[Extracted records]
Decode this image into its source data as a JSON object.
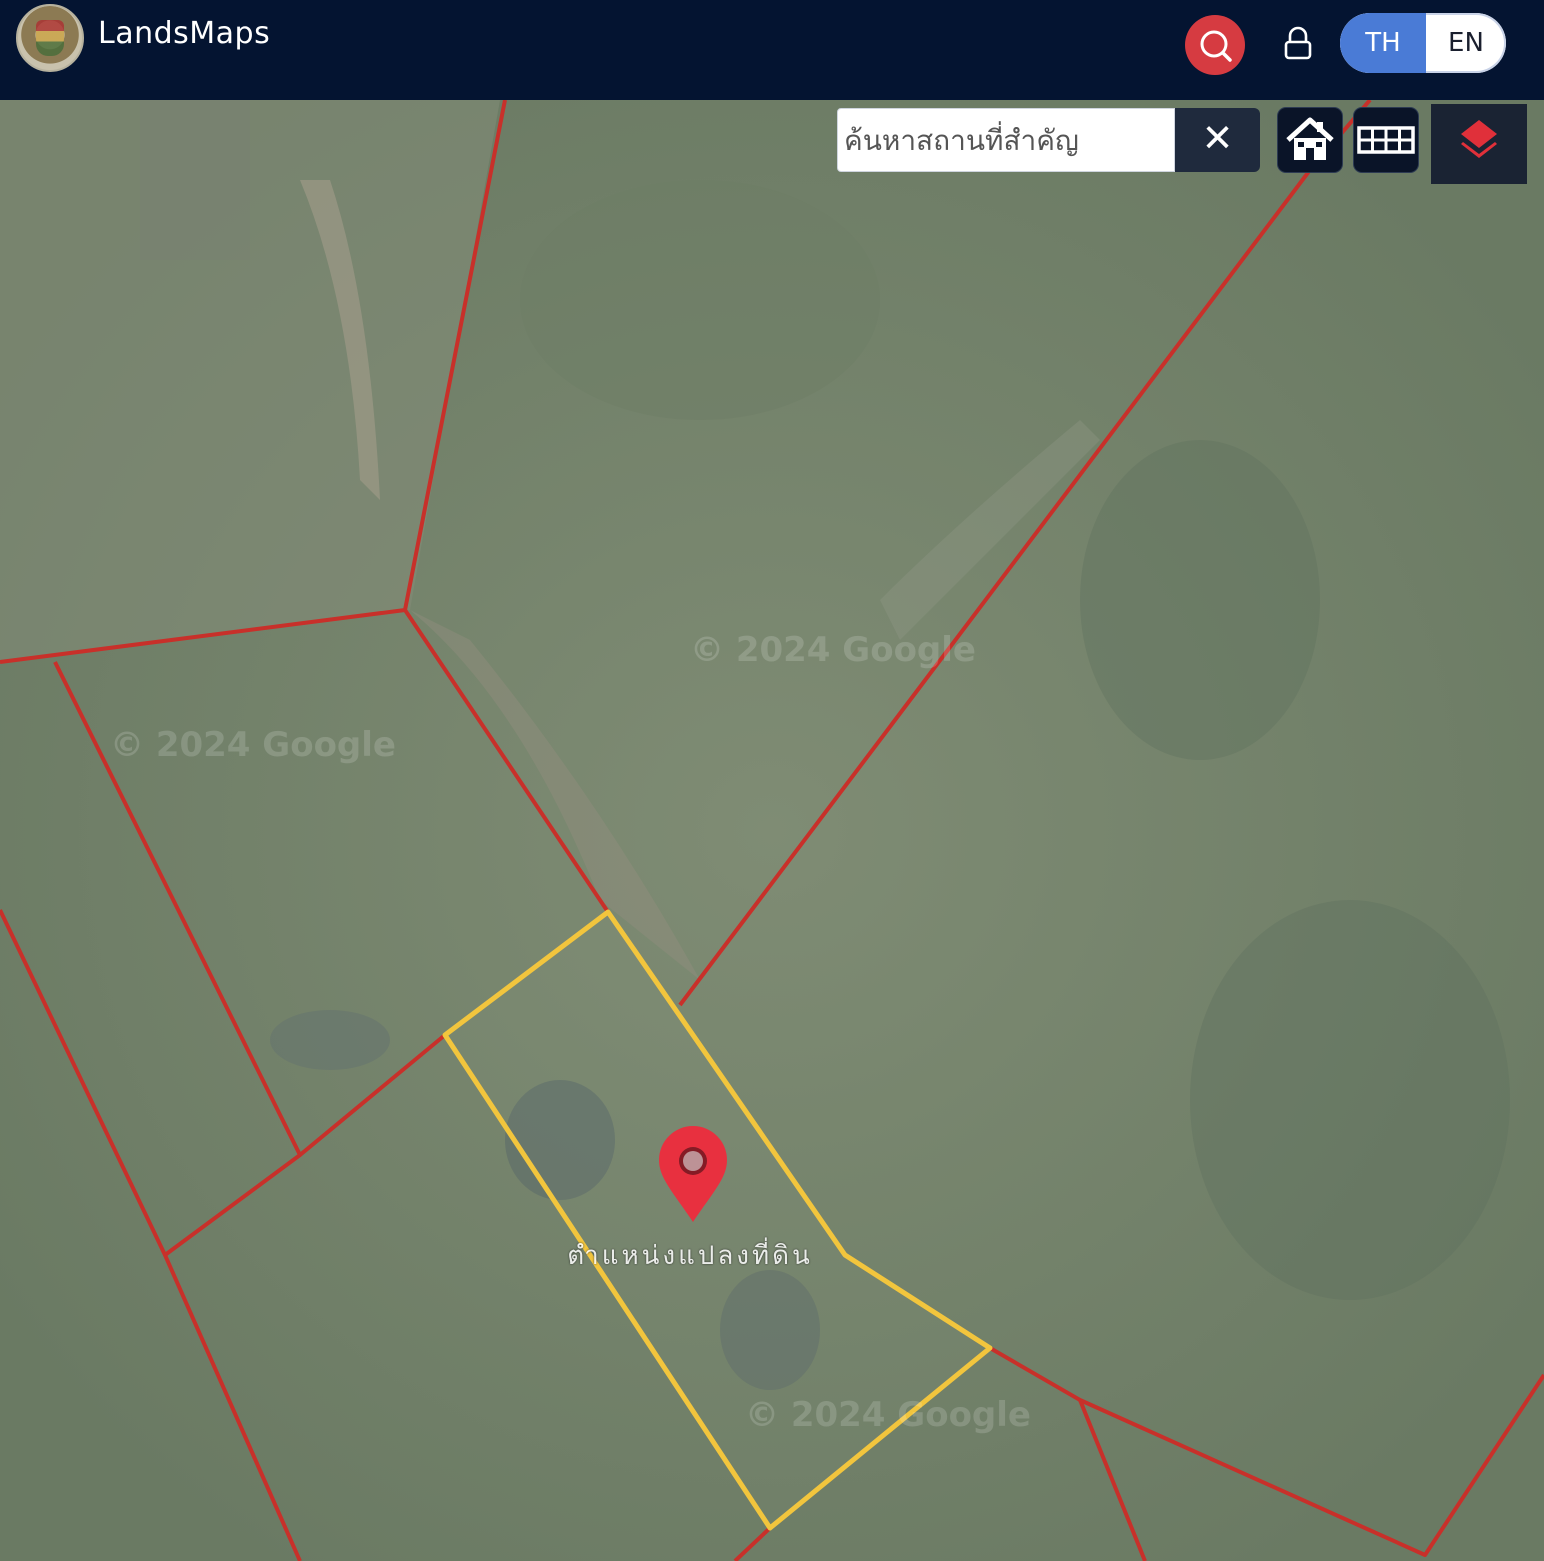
{
  "app": {
    "brand": "LandsMaps"
  },
  "header": {
    "lang_th": "TH",
    "lang_en": "EN",
    "active_lang": "TH"
  },
  "map": {
    "search": {
      "placeholder": "ค้นหาสถานที่สำคัญ",
      "value": "",
      "clear_symbol": "✕"
    },
    "marker_label": "ตำแหน่งแปลงที่ดิน",
    "watermark": "© 2024 Google"
  },
  "colors": {
    "navbar": "#041431",
    "accent_red": "#d63b41",
    "lang_active": "#4a7bd6",
    "parcel_boundary": "#c8302a",
    "selected_parcel": "#f2c53d",
    "marker": "#e8303f"
  },
  "icons": {
    "search": "search-icon",
    "lock": "lock-icon",
    "home": "home-icon",
    "grid": "grid-icon",
    "layers": "layers-icon",
    "marker": "map-pin-icon"
  }
}
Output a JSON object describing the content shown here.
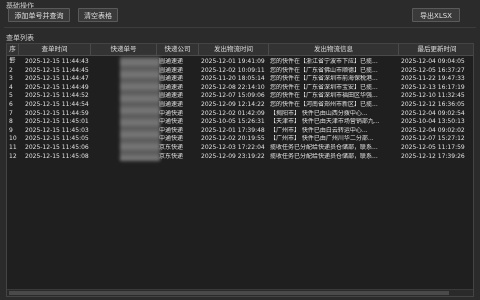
{
  "sections": {
    "ops": "基础操作",
    "list": "查单列表"
  },
  "buttons": {
    "add": "添加单号并查询",
    "clear": "清空表格",
    "export": "导出XLSX"
  },
  "columns": [
    "序号",
    "查单时间",
    "快递单号",
    "快递公司",
    "发出物流时间",
    "发出物流信息",
    "最后更新时间"
  ],
  "rows": [
    {
      "no": "1",
      "query_time": "2025-12-15 11:44:43",
      "company": "圆通速递",
      "send_time": "2025-12-01 19:41:09",
      "info": "您的快件在【浙江省宁波市下应】已揽...",
      "last_update": "2025-12-04 09:04:05"
    },
    {
      "no": "2",
      "query_time": "2025-12-15 11:44:45",
      "company": "圆通速递",
      "send_time": "2025-12-02 10:09:11",
      "info": "您的快件在【广东省佛山市顺德】已揽...",
      "last_update": "2025-12-05 16:37:27"
    },
    {
      "no": "3",
      "query_time": "2025-12-15 11:44:47",
      "company": "圆通速递",
      "send_time": "2025-11-20 18:05:14",
      "info": "您的快件在【广东省深圳市前海保税港...",
      "last_update": "2025-11-22 19:47:33"
    },
    {
      "no": "4",
      "query_time": "2025-12-15 11:44:49",
      "company": "圆通速递",
      "send_time": "2025-12-08 22:14:10",
      "info": "您的快件在【广东省深圳市宝安】已揽...",
      "last_update": "2025-12-13 16:17:19"
    },
    {
      "no": "5",
      "query_time": "2025-12-15 11:44:52",
      "company": "圆通速递",
      "send_time": "2025-12-07 15:09:06",
      "info": "您的快件在【广东省深圳市福田区华强...",
      "last_update": "2025-12-10 11:32:45"
    },
    {
      "no": "6",
      "query_time": "2025-12-15 11:44:54",
      "company": "圆通速递",
      "send_time": "2025-12-09 12:14:22",
      "info": "您的快件在【河南省郑州市新区】已揽...",
      "last_update": "2025-12-12 16:36:05"
    },
    {
      "no": "7",
      "query_time": "2025-12-15 11:44:59",
      "company": "中通快递",
      "send_time": "2025-12-02 01:42:09",
      "info": "【揭阳市】 快件已由山西分拨中心...",
      "last_update": "2025-12-04 09:02:54"
    },
    {
      "no": "8",
      "query_time": "2025-12-15 11:45:01",
      "company": "中通快递",
      "send_time": "2025-10-05 15:26:31",
      "info": "【天津市】 快件已由天津市场营销部九...",
      "last_update": "2025-10-04 13:50:13"
    },
    {
      "no": "9",
      "query_time": "2025-12-15 11:45:03",
      "company": "中通快递",
      "send_time": "2025-12-01 17:39:48",
      "info": "【广州市】 快件已由白云转运中心...",
      "last_update": "2025-12-04 09:02:02"
    },
    {
      "no": "10",
      "query_time": "2025-12-15 11:45:05",
      "company": "中通快递",
      "send_time": "2025-12-02 20:19:55",
      "info": "【广州市】 快件已由广州川华二分部...",
      "last_update": "2025-12-07 15:27:12"
    },
    {
      "no": "11",
      "query_time": "2025-12-15 11:45:06",
      "company": "京东快递",
      "send_time": "2025-12-03 17:22:04",
      "info": "揽收任务已分配给快递员仓储部，联系...",
      "last_update": "2025-12-05 11:17:59"
    },
    {
      "no": "12",
      "query_time": "2025-12-15 11:45:08",
      "company": "京东快递",
      "send_time": "2025-12-09 23:19:22",
      "info": "揽收任务已分配给快递员仓储部，联系...",
      "last_update": "2025-12-12 17:39:26"
    }
  ]
}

:: Exercise description ::
Only lines with the word "object" should be collected from the material.

:: Solution for this exercise ::
Decode this image into its source data as a JSON object.
Output a JSON object describing the content shown here.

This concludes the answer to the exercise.